— begin —

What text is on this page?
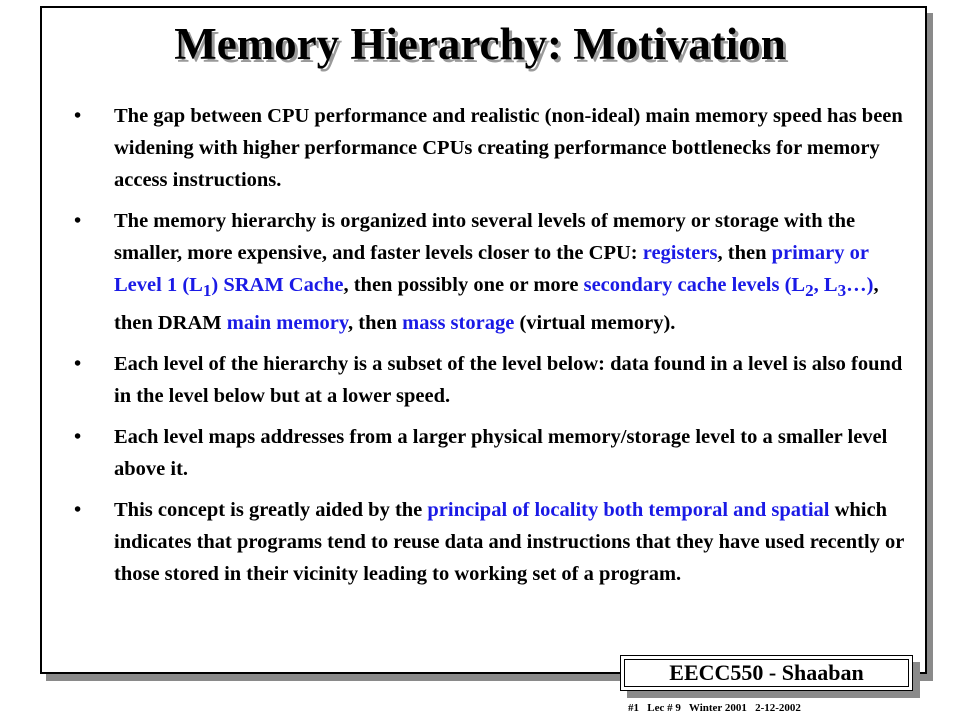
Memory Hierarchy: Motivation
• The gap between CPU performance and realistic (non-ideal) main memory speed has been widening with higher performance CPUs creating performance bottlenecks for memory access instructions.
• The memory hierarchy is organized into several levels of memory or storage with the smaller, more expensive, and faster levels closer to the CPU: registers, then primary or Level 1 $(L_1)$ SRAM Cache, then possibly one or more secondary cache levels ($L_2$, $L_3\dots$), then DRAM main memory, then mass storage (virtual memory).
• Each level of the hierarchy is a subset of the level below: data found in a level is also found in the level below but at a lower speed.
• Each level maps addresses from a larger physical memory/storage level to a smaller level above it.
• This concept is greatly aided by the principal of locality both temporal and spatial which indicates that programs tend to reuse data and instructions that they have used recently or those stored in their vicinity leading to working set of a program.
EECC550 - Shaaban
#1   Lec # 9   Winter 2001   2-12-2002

— end —
— begin —

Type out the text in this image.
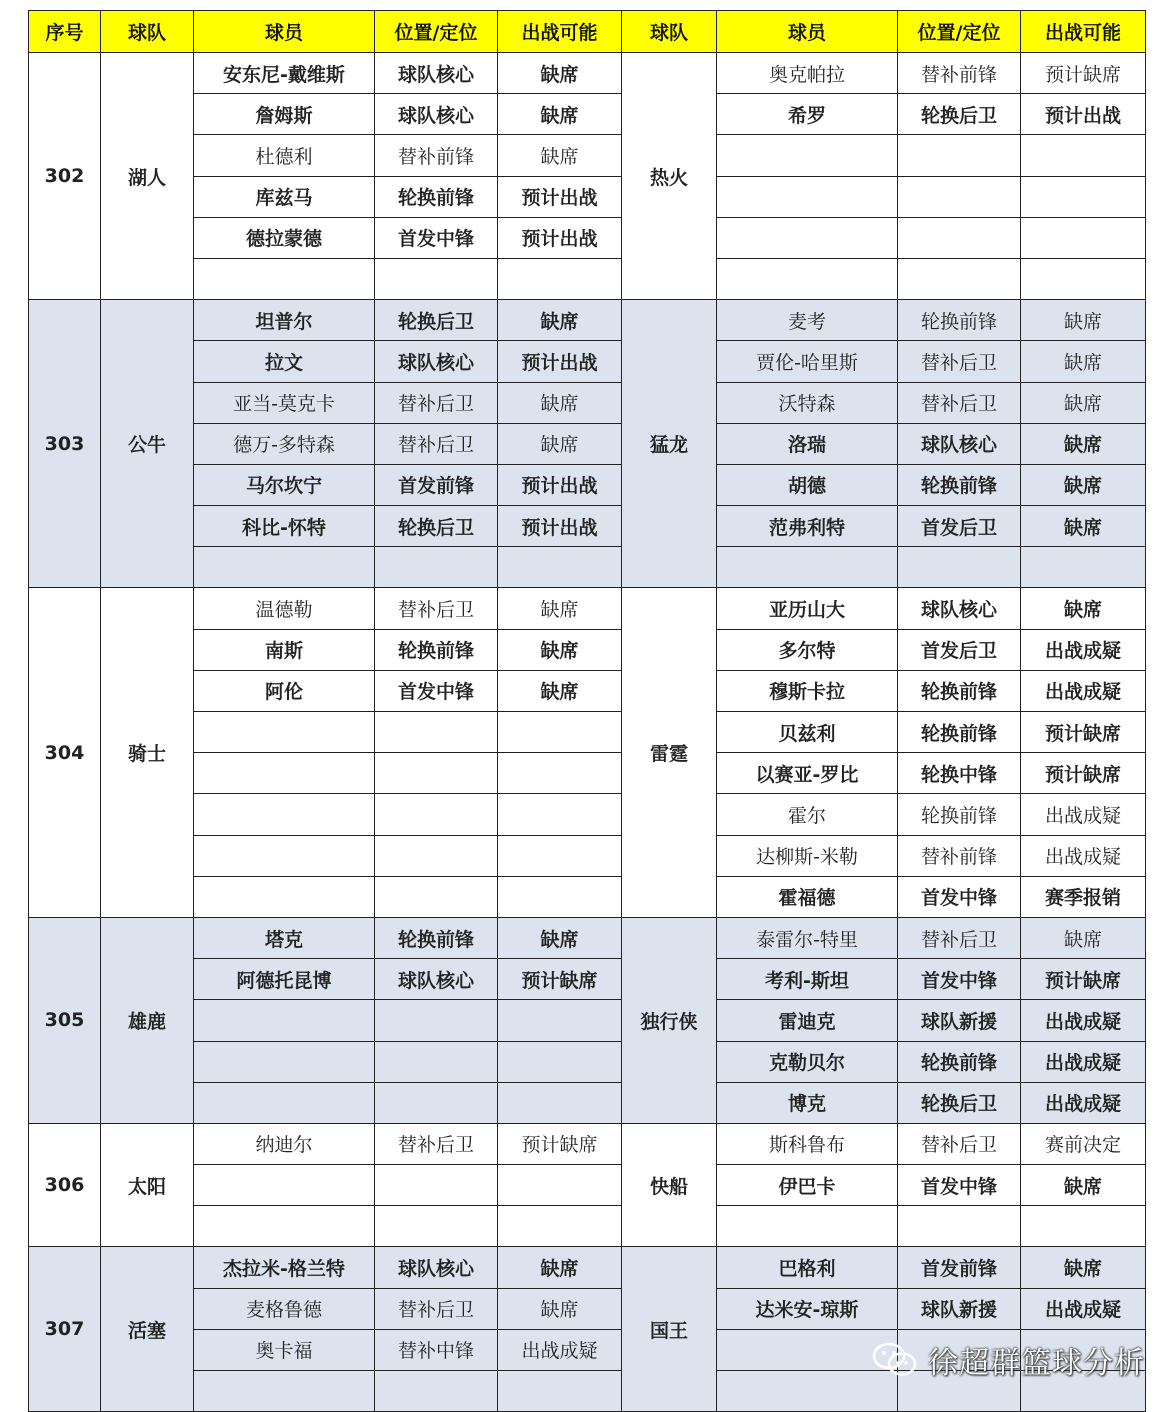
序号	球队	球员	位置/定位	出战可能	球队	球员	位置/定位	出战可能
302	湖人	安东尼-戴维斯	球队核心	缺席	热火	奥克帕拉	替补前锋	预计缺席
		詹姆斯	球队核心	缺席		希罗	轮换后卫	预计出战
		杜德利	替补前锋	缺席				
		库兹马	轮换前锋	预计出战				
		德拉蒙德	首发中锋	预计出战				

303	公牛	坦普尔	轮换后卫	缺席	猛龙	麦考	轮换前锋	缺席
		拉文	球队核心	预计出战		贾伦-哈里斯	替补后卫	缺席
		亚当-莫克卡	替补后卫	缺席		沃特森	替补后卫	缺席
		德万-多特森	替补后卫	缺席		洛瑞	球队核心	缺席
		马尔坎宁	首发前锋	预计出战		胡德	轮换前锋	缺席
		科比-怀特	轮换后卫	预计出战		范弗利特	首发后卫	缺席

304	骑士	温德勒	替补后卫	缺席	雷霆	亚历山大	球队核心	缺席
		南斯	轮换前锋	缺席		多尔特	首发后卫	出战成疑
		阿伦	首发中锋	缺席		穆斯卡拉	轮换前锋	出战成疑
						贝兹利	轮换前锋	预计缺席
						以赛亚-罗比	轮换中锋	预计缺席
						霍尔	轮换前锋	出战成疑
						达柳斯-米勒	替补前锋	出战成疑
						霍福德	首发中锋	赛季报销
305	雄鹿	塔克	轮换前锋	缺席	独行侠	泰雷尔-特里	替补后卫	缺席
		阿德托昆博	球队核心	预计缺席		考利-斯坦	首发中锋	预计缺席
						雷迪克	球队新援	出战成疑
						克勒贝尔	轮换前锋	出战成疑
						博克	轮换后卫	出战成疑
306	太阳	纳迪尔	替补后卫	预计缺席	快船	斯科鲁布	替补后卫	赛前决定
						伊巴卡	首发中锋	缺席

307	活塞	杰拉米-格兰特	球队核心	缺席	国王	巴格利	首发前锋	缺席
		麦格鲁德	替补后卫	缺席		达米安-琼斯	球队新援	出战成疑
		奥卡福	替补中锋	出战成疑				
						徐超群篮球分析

— end —

**INSTRUCTION:** Considering only the records above, state the number of lines that include the word "Each", with nothing added.

**RESULT OF THIS TASK:** 2